Rewrite the part of the listing that opens with the line containing "bar: [205, 102, 409, 116]" and ends with the line containing "y-tick-label: CAD: [14, 234, 38, 246]", replacing "x-tick-label" with "x-axis-label" and leaving everything else as it is. Return only those lines.

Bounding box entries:
---+---

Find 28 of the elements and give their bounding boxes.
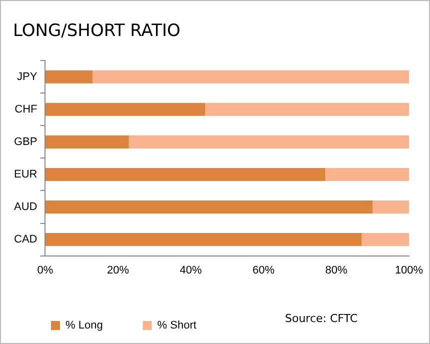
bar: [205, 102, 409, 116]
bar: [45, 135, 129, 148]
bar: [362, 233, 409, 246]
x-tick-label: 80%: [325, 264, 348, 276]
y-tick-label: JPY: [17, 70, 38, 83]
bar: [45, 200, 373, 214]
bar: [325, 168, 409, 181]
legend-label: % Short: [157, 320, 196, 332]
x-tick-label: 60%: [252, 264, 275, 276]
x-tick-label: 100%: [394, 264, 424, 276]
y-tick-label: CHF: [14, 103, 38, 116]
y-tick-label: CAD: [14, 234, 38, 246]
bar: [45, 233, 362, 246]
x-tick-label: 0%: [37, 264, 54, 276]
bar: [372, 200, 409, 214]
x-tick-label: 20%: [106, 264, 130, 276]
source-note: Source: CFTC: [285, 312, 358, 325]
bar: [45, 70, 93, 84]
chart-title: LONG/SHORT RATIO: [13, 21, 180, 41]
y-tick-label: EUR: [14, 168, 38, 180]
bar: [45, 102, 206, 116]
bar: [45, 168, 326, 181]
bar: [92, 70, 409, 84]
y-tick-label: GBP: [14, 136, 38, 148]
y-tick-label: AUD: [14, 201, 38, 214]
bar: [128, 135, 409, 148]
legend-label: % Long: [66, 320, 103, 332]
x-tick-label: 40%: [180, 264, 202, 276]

---+---

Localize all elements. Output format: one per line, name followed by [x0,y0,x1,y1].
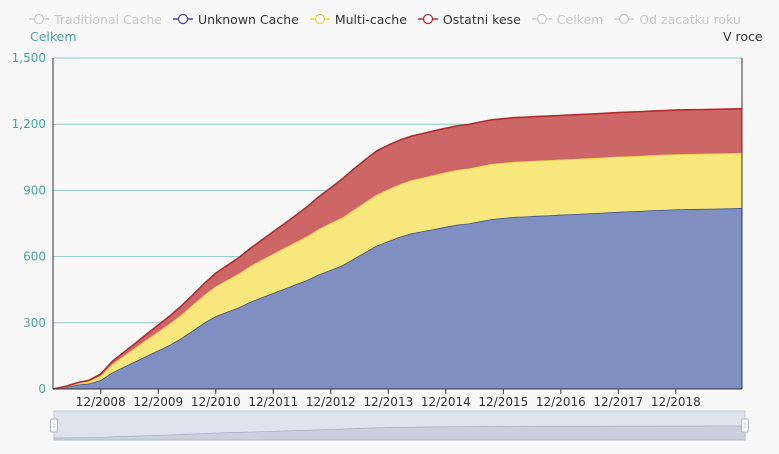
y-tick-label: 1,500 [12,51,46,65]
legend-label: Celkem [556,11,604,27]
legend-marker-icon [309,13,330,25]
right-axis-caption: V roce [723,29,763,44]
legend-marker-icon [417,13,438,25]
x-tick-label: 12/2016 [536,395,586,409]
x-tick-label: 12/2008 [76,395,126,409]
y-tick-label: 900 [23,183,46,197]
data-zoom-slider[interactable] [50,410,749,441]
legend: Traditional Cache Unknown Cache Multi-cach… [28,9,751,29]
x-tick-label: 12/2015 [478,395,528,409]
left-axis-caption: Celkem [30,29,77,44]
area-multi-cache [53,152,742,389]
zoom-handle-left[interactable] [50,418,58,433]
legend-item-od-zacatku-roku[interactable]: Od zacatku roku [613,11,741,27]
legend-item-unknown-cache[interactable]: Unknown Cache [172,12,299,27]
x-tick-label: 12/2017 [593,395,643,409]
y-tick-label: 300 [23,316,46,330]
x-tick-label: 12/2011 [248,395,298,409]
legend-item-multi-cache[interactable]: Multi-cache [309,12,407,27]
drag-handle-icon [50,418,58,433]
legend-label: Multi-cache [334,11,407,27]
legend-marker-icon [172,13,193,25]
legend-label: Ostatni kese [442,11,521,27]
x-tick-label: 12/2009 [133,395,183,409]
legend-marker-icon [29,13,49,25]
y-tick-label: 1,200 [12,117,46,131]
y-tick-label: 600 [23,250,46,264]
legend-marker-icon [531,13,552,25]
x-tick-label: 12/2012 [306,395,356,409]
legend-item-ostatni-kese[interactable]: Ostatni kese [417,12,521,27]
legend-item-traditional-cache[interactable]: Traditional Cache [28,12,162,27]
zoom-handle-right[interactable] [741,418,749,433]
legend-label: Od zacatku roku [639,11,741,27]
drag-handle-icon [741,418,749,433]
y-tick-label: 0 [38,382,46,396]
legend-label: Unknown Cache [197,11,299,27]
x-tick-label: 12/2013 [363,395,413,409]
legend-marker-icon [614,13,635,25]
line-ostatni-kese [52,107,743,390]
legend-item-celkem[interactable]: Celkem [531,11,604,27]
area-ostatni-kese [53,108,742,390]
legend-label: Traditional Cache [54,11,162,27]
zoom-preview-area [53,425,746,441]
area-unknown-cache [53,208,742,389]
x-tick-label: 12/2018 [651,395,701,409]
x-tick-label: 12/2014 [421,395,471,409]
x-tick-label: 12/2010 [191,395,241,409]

---+---

▶ Reply to the task
bar: [205, 102, 409, 116]
bar: [45, 135, 129, 148]
bar: [362, 233, 409, 246]
x-axis-label: 80%: [325, 264, 348, 276]
y-tick-label: JPY: [17, 70, 38, 83]
bar: [45, 200, 373, 214]
bar: [325, 168, 409, 181]
legend-label: % Short: [157, 320, 196, 332]
x-axis-label: 60%: [252, 264, 275, 276]
x-axis-label: 100%: [394, 264, 424, 276]
y-tick-label: CHF: [14, 103, 38, 116]
y-tick-label: CAD: [14, 234, 38, 246]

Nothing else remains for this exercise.